TO BE DONE:
Find each line with the word "level" and copy it.

Records from a collection of figures
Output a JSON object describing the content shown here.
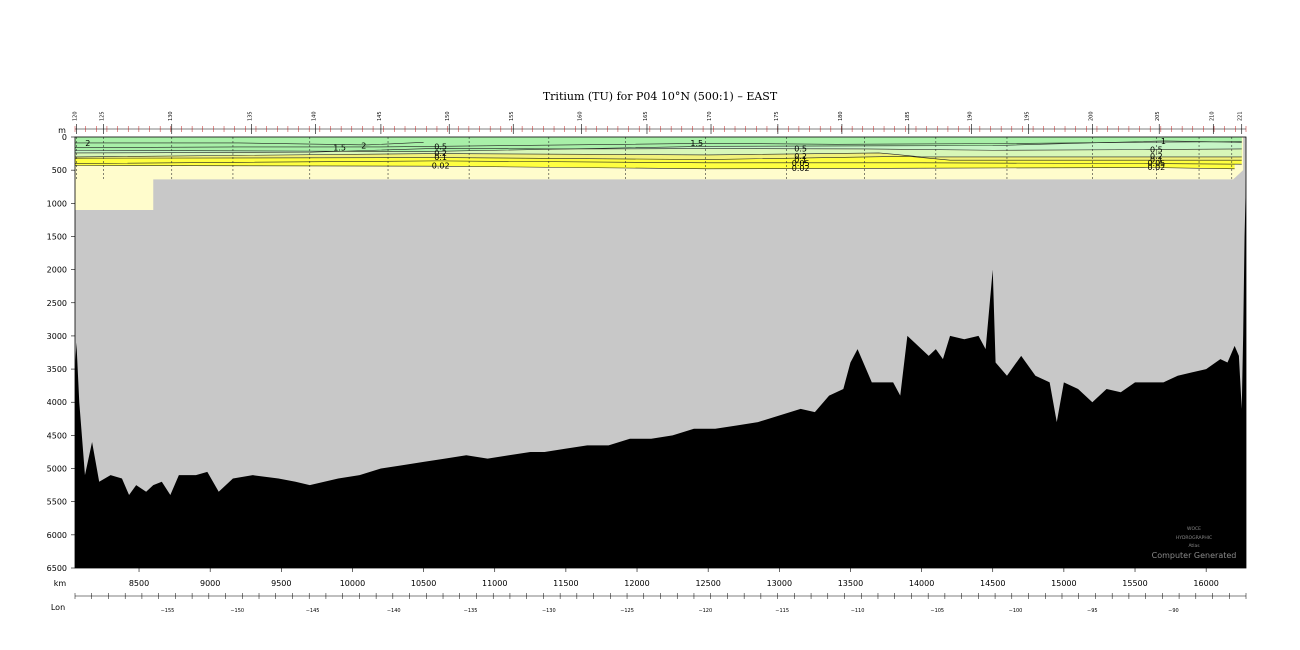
{
  "chart_data": {
    "type": "area",
    "title": "Tritium (TU) for P04 10°N (500:1) – EAST",
    "colors": {
      "band_gt_1": "#a8f0a8",
      "band_05_1": "#c6f5c6",
      "band_02_05": "#d8f7b8",
      "band_01_02": "#f2f27a",
      "band_005_01": "#ffff40",
      "band_lt_005": "#fffccc",
      "no_data": "#c8c8c8",
      "bottom": "#000000"
    },
    "y_axis": {
      "unit": "m",
      "min": 0,
      "max": 6500,
      "ticks": [
        0,
        500,
        1000,
        1500,
        2000,
        2500,
        3000,
        3500,
        4000,
        4500,
        5000,
        5500,
        6000,
        6500
      ]
    },
    "x_axis": {
      "unit": "km",
      "min": 8050,
      "max": 16280,
      "ticks": [
        8500,
        9000,
        9500,
        10000,
        10500,
        11000,
        11500,
        12000,
        12500,
        13000,
        13500,
        14000,
        14500,
        15000,
        15500,
        16000
      ]
    },
    "lon_axis": {
      "label": "Lon",
      "ticks": [
        {
          "lon": -155,
          "km": 8700
        },
        {
          "lon": -150,
          "km": 9190
        },
        {
          "lon": -145,
          "km": 9720
        },
        {
          "lon": -140,
          "km": 10290
        },
        {
          "lon": -135,
          "km": 10830
        },
        {
          "lon": -130,
          "km": 11380
        },
        {
          "lon": -125,
          "km": 11930
        },
        {
          "lon": -120,
          "km": 12480
        },
        {
          "lon": -115,
          "km": 13020
        },
        {
          "lon": -110,
          "km": 13550
        },
        {
          "lon": -105,
          "km": 14110
        },
        {
          "lon": -100,
          "km": 14660
        },
        {
          "lon": -95,
          "km": 15200
        },
        {
          "lon": -90,
          "km": 15770
        }
      ]
    },
    "stations": {
      "numbers": [
        "120",
        "125",
        "130",
        "135",
        "140",
        "145",
        "150",
        "155",
        "160",
        "165",
        "170",
        "175",
        "180",
        "185",
        "190",
        "195",
        "200",
        "205",
        "210",
        "221"
      ],
      "km": [
        8060,
        8250,
        8730,
        9290,
        9740,
        10200,
        10680,
        11130,
        11610,
        12070,
        12520,
        12990,
        13440,
        13910,
        14350,
        14750,
        15200,
        15670,
        16050,
        16250
      ]
    },
    "cast_km": [
      8060,
      8250,
      8730,
      9160,
      9700,
      10250,
      10820,
      11380,
      11920,
      12480,
      13050,
      13600,
      14100,
      14600,
      15200,
      15650,
      15950,
      16180
    ],
    "sampled_region": [
      {
        "km": 8050,
        "max_depth": 1100
      },
      {
        "km": 8600,
        "max_depth": 1100
      },
      {
        "km": 8600,
        "max_depth": 640
      },
      {
        "km": 16190,
        "max_depth": 640
      },
      {
        "km": 16260,
        "max_depth": 500
      }
    ],
    "contours": [
      {
        "level": 1.5,
        "label": "1.5",
        "label_points": [
          {
            "km": 9910,
            "depth": 160
          },
          {
            "km": 12420,
            "depth": 90
          }
        ],
        "points": [
          [
            8050,
            160
          ],
          [
            9200,
            150
          ],
          [
            10200,
            150
          ],
          [
            11500,
            120
          ],
          [
            12500,
            95
          ],
          [
            13400,
            110
          ],
          [
            14500,
            100
          ],
          [
            15500,
            80
          ],
          [
            16250,
            70
          ]
        ]
      },
      {
        "level": 2,
        "label": "2",
        "label_points": [
          {
            "km": 8140,
            "depth": 90
          },
          {
            "km": 10080,
            "depth": 130
          }
        ],
        "points": [
          [
            8050,
            90
          ],
          [
            9200,
            90
          ],
          [
            10100,
            120
          ],
          [
            10500,
            80
          ]
        ]
      },
      {
        "level": 1,
        "label": "1",
        "label_points": [
          {
            "km": 15700,
            "depth": 60
          }
        ],
        "points": [
          [
            8050,
            200
          ],
          [
            10500,
            220
          ],
          [
            12500,
            140
          ],
          [
            14500,
            130
          ],
          [
            15700,
            60
          ],
          [
            16250,
            80
          ]
        ]
      },
      {
        "level": 0.5,
        "label": "0.5",
        "label_points": [
          {
            "km": 10620,
            "depth": 145
          },
          {
            "km": 13150,
            "depth": 175
          },
          {
            "km": 15650,
            "depth": 190
          }
        ],
        "points": [
          [
            8050,
            240
          ],
          [
            9700,
            230
          ],
          [
            10600,
            170
          ],
          [
            11500,
            180
          ],
          [
            12500,
            175
          ],
          [
            13600,
            180
          ],
          [
            14500,
            200
          ],
          [
            15600,
            190
          ],
          [
            16250,
            180
          ]
        ]
      },
      {
        "level": 0.2,
        "label": "0.2",
        "label_points": [
          {
            "km": 10620,
            "depth": 240
          },
          {
            "km": 13150,
            "depth": 290
          },
          {
            "km": 15650,
            "depth": 290
          }
        ],
        "points": [
          [
            8050,
            300
          ],
          [
            10600,
            250
          ],
          [
            12500,
            270
          ],
          [
            13700,
            240
          ],
          [
            14000,
            300
          ],
          [
            15600,
            300
          ],
          [
            16250,
            300
          ]
        ]
      },
      {
        "level": 0.1,
        "label": "0.1",
        "label_points": [
          {
            "km": 10620,
            "depth": 300
          },
          {
            "km": 13150,
            "depth": 340
          },
          {
            "km": 15650,
            "depth": 340
          }
        ],
        "points": [
          [
            8050,
            320
          ],
          [
            10600,
            310
          ],
          [
            12500,
            340
          ],
          [
            13900,
            290
          ],
          [
            14200,
            350
          ],
          [
            15600,
            350
          ],
          [
            16250,
            350
          ]
        ]
      },
      {
        "level": 0.05,
        "label": "0.05",
        "label_points": [
          {
            "km": 13150,
            "depth": 390
          },
          {
            "km": 15650,
            "depth": 390
          }
        ],
        "points": [
          [
            8050,
            400
          ],
          [
            10600,
            360
          ],
          [
            12500,
            390
          ],
          [
            14000,
            390
          ],
          [
            15600,
            400
          ],
          [
            16250,
            410
          ]
        ]
      },
      {
        "level": 0.02,
        "label": "0.02",
        "label_points": [
          {
            "km": 10620,
            "depth": 430
          },
          {
            "km": 13150,
            "depth": 470
          },
          {
            "km": 15650,
            "depth": 450
          }
        ],
        "points": [
          [
            8050,
            430
          ],
          [
            10600,
            440
          ],
          [
            12500,
            480
          ],
          [
            14000,
            470
          ],
          [
            15600,
            460
          ],
          [
            16200,
            480
          ]
        ]
      }
    ],
    "bottom_profile": [
      [
        8050,
        3500
      ],
      [
        8060,
        3100
      ],
      [
        8080,
        4000
      ],
      [
        8120,
        5100
      ],
      [
        8170,
        4600
      ],
      [
        8220,
        5200
      ],
      [
        8300,
        5100
      ],
      [
        8380,
        5150
      ],
      [
        8430,
        5400
      ],
      [
        8480,
        5250
      ],
      [
        8550,
        5350
      ],
      [
        8600,
        5250
      ],
      [
        8660,
        5200
      ],
      [
        8720,
        5400
      ],
      [
        8780,
        5100
      ],
      [
        8900,
        5100
      ],
      [
        8980,
        5050
      ],
      [
        9060,
        5350
      ],
      [
        9160,
        5150
      ],
      [
        9300,
        5100
      ],
      [
        9480,
        5150
      ],
      [
        9600,
        5200
      ],
      [
        9700,
        5250
      ],
      [
        9900,
        5150
      ],
      [
        10050,
        5100
      ],
      [
        10200,
        5000
      ],
      [
        10350,
        4950
      ],
      [
        10500,
        4900
      ],
      [
        10650,
        4850
      ],
      [
        10800,
        4800
      ],
      [
        10950,
        4850
      ],
      [
        11100,
        4800
      ],
      [
        11250,
        4750
      ],
      [
        11350,
        4750
      ],
      [
        11500,
        4700
      ],
      [
        11650,
        4650
      ],
      [
        11800,
        4650
      ],
      [
        11950,
        4550
      ],
      [
        12100,
        4550
      ],
      [
        12250,
        4500
      ],
      [
        12400,
        4400
      ],
      [
        12550,
        4400
      ],
      [
        12700,
        4350
      ],
      [
        12850,
        4300
      ],
      [
        13000,
        4200
      ],
      [
        13150,
        4100
      ],
      [
        13250,
        4150
      ],
      [
        13350,
        3900
      ],
      [
        13450,
        3800
      ],
      [
        13500,
        3400
      ],
      [
        13550,
        3200
      ],
      [
        13650,
        3700
      ],
      [
        13750,
        3700
      ],
      [
        13800,
        3700
      ],
      [
        13850,
        3900
      ],
      [
        13900,
        3000
      ],
      [
        13950,
        3100
      ],
      [
        14050,
        3300
      ],
      [
        14100,
        3200
      ],
      [
        14150,
        3350
      ],
      [
        14200,
        3000
      ],
      [
        14300,
        3050
      ],
      [
        14400,
        3000
      ],
      [
        14450,
        3200
      ],
      [
        14500,
        2000
      ],
      [
        14520,
        3400
      ],
      [
        14600,
        3600
      ],
      [
        14700,
        3300
      ],
      [
        14800,
        3600
      ],
      [
        14900,
        3700
      ],
      [
        14950,
        4300
      ],
      [
        15000,
        3700
      ],
      [
        15100,
        3800
      ],
      [
        15200,
        4000
      ],
      [
        15300,
        3800
      ],
      [
        15400,
        3850
      ],
      [
        15500,
        3700
      ],
      [
        15600,
        3700
      ],
      [
        15700,
        3700
      ],
      [
        15800,
        3600
      ],
      [
        15900,
        3550
      ],
      [
        16000,
        3500
      ],
      [
        16100,
        3350
      ],
      [
        16150,
        3400
      ],
      [
        16200,
        3150
      ],
      [
        16230,
        3300
      ],
      [
        16250,
        4100
      ],
      [
        16260,
        3000
      ],
      [
        16270,
        1500
      ],
      [
        16280,
        600
      ]
    ]
  },
  "watermark": {
    "line1": "WOCE",
    "line2": "HYDROGRAPHIC",
    "line3": "Atlas",
    "line4": "Computer Generated"
  }
}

PROBLEM SOLUTION:
        "level": 1.5,
        "level": 2,
        "level": 1,
        "level": 0.5,
        "level": 0.2,
        "level": 0.1,
        "level": 0.05,
        "level": 0.02,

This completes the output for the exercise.